→ Exercise set
• 1. Using the article on Luskentyre, explain why it says that what happens to crofting there matters for crofting everywhere.
• 2. According to the article on Luskentyre, what did the village's fame rest on during its decades as a typical crofting community?

→ Extract provided
################
Luskentyre is now in the front line of the battle to save crofting’s soul
For decades thereafter, Luskentyre operated as a typical crofting community, in a location of great natural beauty as many crofting villages are. A few people discovered its particular charms without impinging on the crofting structure, protected as it was by legislation and regulation. Luskentyre’s fame lay in having a postage stamp dedicated to its beach and to Donald John Mackay’s celebrity as a Harris Tweed weaver.
All of that has changed irrevocably. Luskentyre has earned the dubious distinction of being ‘discovered’; featuring on every list of the world’s finest beaches; being lauded by starry-eyed travel writers and gradually drifting into the property pages. The village is now at a tipping-point – either an active, living crofting community which copes with visitors or seeing its whole prior identity subordinated to the power of money.
Like many scenic places in the Highlands and Islands, Luskentyre’s one defence barrier against the total power of money has been crofting regulation. The speed with which that defence is being dismantled – through culpable neglect on the part of those entrusted to exercise it – is close to turning the whole system of crofting tenure into an empty shell.
If it is possible to acquire a croft tenancy in Luskentyre, hypothetically defended not only by crofting tenure but also swathes of environmental designations, and turn inbye land into an ugly housing scheme, then it can be done anywhere. The belief, now widely held, that there is no point in objecting because nobody is listening – least of all the Crofting Commission – will become unstoppable.
Just as in the inter-war years, Luskentyre is in the front line of a battle – and while circumstances have changed in many respects, the fundamental conflict is the same. This is about the power of money and the ruthlessness of those who possess it, pitted against the values of a system of tenure which, for all its weaknesses, has kept living communities in these places and now faces extinction as a meaningful protection.
################
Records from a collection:
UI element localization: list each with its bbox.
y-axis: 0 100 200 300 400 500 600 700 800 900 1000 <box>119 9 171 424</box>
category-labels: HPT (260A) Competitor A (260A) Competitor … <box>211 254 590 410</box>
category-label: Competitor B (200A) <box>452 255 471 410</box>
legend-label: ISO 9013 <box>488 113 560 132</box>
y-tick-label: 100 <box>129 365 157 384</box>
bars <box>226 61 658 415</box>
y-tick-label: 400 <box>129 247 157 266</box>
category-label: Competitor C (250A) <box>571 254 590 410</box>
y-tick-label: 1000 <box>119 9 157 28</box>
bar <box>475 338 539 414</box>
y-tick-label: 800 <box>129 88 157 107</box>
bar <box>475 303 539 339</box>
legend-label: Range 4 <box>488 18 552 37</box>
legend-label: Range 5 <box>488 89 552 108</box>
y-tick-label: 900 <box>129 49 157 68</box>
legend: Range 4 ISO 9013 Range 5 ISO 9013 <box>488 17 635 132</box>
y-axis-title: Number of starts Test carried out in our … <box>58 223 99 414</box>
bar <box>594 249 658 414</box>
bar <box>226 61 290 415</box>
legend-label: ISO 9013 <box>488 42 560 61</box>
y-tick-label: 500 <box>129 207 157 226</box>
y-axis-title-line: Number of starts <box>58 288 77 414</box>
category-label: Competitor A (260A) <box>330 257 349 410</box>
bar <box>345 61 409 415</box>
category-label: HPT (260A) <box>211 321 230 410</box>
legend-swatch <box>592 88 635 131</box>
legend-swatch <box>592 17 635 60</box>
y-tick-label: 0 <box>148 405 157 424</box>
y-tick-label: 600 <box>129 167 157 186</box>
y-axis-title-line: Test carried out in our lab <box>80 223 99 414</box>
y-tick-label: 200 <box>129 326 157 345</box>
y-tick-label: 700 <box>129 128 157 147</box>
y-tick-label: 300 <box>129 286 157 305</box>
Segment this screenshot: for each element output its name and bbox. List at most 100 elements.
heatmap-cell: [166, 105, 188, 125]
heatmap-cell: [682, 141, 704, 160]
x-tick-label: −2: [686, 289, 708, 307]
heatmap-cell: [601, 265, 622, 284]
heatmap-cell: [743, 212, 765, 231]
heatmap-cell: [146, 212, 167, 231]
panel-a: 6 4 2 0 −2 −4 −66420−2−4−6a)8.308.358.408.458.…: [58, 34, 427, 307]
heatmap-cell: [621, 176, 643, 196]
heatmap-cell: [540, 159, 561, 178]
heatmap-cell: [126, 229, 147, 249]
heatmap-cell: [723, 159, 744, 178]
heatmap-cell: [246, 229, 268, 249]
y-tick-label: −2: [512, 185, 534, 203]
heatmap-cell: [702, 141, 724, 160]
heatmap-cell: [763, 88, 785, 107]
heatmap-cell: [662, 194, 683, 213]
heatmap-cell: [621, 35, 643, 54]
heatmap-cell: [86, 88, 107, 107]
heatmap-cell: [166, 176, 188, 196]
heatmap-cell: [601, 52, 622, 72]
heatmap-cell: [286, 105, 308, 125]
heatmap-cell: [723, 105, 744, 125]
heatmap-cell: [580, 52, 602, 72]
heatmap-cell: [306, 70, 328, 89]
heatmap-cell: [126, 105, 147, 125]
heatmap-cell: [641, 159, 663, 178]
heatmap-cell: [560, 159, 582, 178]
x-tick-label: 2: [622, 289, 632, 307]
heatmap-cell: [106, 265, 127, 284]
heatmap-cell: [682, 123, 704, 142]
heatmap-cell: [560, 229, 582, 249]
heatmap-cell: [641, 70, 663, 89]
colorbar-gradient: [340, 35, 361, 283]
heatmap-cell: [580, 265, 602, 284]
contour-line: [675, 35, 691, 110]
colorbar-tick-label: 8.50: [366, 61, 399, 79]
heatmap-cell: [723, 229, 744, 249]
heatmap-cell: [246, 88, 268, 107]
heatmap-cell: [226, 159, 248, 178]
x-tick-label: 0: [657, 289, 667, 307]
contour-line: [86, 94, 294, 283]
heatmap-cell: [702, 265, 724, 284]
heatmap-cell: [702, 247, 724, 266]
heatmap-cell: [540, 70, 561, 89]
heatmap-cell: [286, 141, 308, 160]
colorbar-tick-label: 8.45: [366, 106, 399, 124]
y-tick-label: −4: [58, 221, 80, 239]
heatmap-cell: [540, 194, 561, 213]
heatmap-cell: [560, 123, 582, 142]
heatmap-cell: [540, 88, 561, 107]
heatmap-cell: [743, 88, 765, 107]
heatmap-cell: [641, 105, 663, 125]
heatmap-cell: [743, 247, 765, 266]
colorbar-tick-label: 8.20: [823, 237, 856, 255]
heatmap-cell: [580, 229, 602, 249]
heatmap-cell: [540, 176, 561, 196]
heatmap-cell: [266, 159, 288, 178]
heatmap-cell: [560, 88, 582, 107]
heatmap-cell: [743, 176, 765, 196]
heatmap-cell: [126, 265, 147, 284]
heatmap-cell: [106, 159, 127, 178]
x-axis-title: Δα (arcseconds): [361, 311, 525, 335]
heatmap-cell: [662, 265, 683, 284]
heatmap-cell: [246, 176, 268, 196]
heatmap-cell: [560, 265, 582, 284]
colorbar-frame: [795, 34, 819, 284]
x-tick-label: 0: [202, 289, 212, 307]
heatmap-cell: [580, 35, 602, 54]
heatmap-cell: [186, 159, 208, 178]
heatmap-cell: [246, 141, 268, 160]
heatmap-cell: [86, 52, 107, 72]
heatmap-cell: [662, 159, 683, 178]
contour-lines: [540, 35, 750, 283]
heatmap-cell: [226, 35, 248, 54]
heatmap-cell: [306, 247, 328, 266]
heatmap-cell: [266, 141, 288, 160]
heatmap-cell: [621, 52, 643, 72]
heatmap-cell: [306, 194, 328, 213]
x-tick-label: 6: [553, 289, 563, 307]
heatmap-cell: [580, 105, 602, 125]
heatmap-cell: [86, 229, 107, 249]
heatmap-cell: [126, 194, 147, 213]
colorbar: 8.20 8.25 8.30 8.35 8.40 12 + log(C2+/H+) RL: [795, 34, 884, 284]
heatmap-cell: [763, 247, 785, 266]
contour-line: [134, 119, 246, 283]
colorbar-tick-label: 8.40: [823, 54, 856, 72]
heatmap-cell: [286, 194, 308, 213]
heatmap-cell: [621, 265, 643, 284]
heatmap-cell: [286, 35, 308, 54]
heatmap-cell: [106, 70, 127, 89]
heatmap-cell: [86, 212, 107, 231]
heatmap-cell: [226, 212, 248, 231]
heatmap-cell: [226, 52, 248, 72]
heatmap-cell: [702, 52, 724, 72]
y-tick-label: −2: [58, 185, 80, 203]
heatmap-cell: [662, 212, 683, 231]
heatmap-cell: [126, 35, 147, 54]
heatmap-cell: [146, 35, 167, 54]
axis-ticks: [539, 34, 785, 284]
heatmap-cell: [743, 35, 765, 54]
################
→ Answers to the exercises
• 1. Luskentyre is supposedly defended by both crofting tenure and many environmental designations. If a croft tenancy there can still be acquired and its inbye land turned into a housing scheme, then it can be done anywhere. The widely held belief that objecting is pointless would then become unstoppable.

• 2. It rested on a postage stamp dedicated to its beach and on Donald John Mackay's celebrity as a Harris Tweed weaver.